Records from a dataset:
··········
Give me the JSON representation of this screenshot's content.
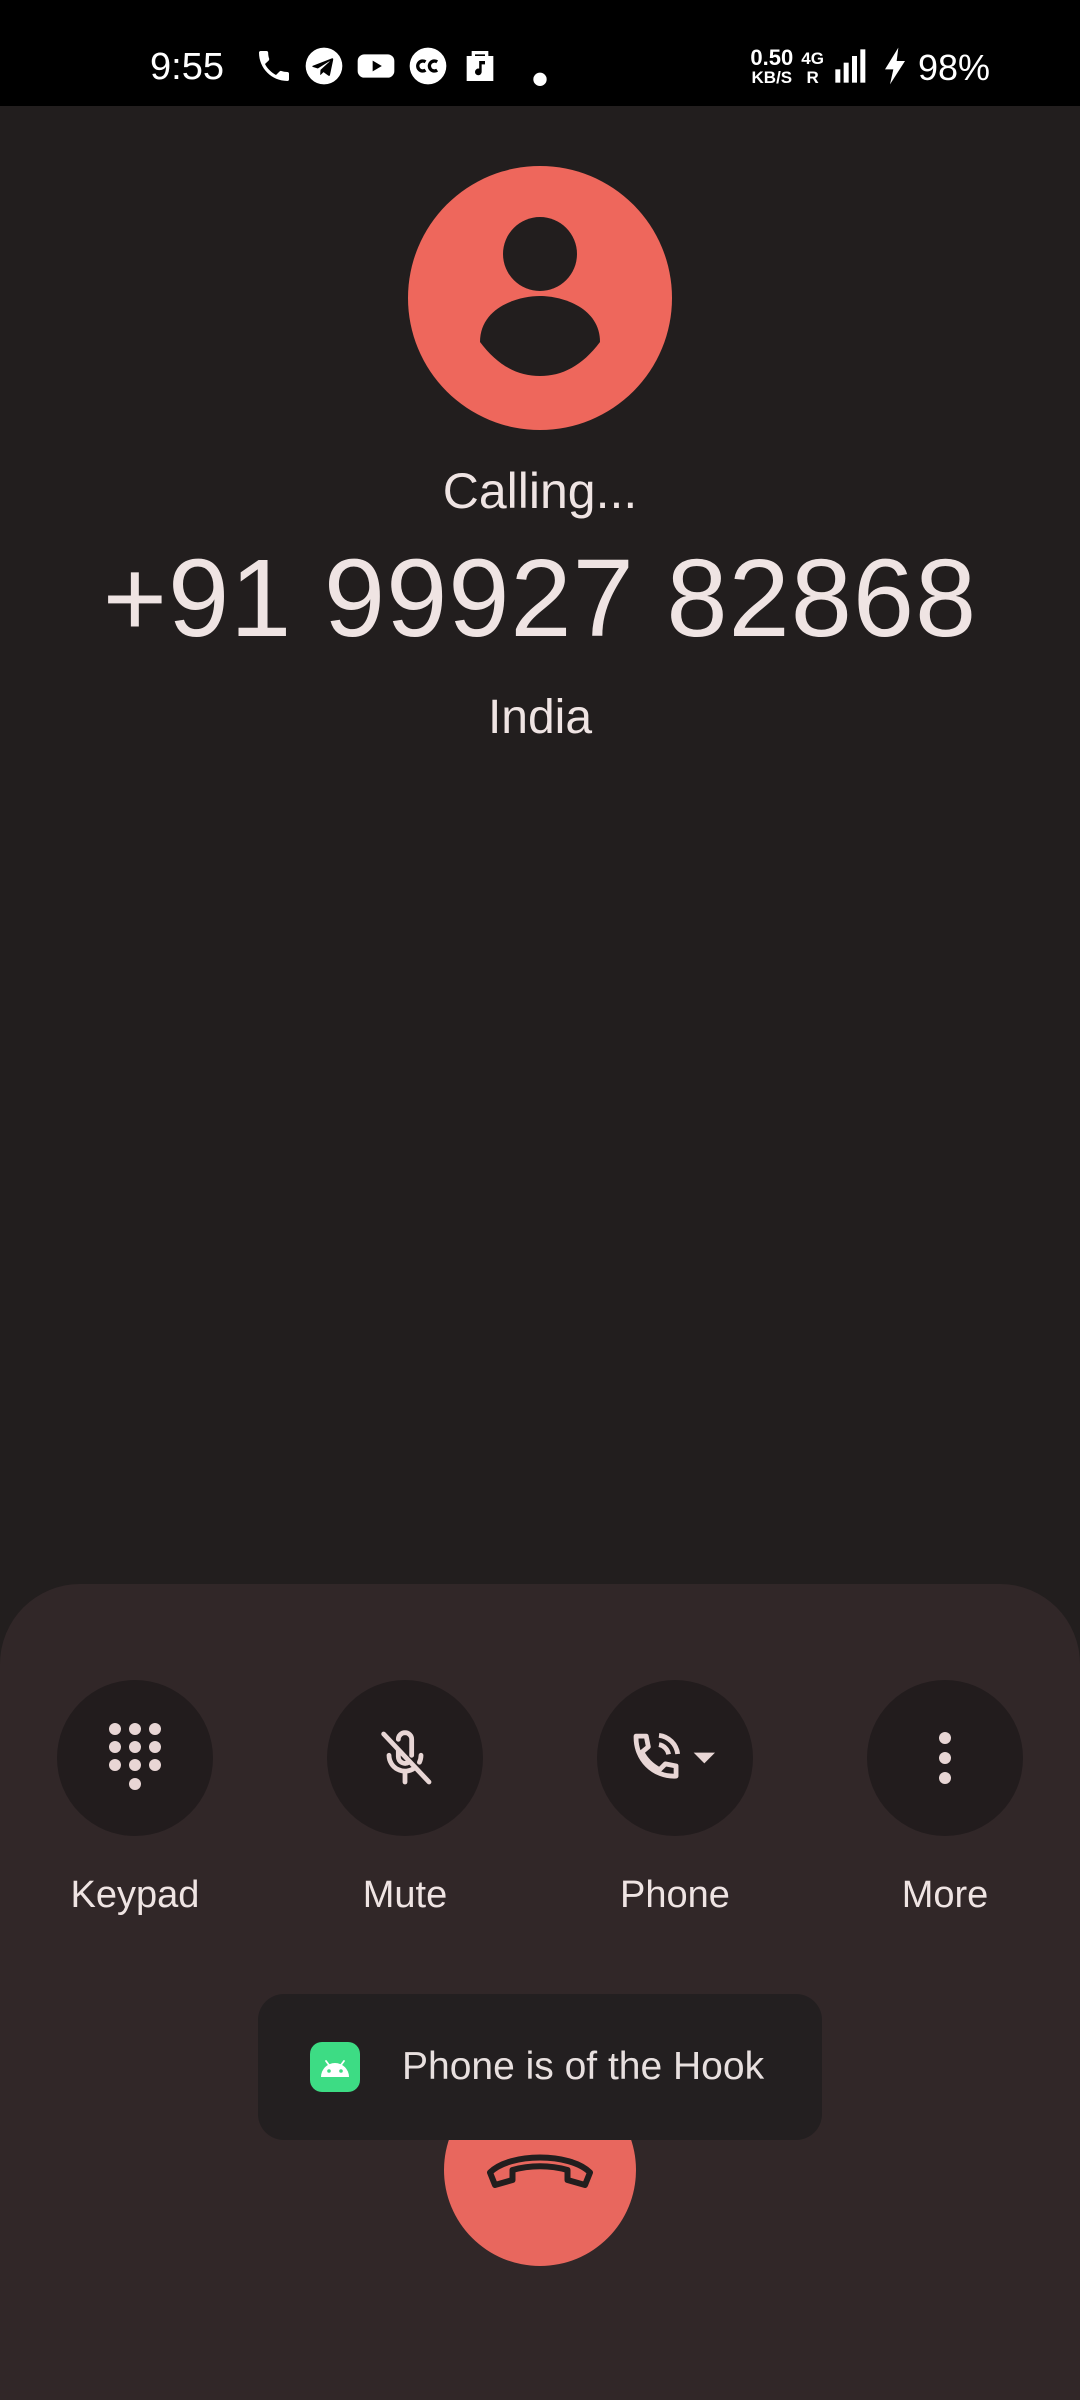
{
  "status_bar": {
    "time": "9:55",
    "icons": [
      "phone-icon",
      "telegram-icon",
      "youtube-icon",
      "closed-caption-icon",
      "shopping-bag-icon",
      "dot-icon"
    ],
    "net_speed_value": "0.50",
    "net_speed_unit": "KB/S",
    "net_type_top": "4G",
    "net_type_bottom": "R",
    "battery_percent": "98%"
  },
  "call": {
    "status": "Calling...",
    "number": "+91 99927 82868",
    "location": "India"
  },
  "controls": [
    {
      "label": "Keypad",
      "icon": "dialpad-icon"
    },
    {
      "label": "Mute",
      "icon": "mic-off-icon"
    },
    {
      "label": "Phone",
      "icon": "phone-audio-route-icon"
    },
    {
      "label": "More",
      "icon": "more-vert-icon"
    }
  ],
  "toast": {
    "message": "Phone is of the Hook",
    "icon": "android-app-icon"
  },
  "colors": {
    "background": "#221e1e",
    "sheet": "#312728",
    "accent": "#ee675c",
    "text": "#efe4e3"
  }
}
··········
→ **PROBLEM**
Read through the entries and copy each line in which "label" appears.

→ **CORRECT OUTPUT**
      "label": "Keypad",
      "label": "Mute",
      "label": "Phone",
      "label": "More",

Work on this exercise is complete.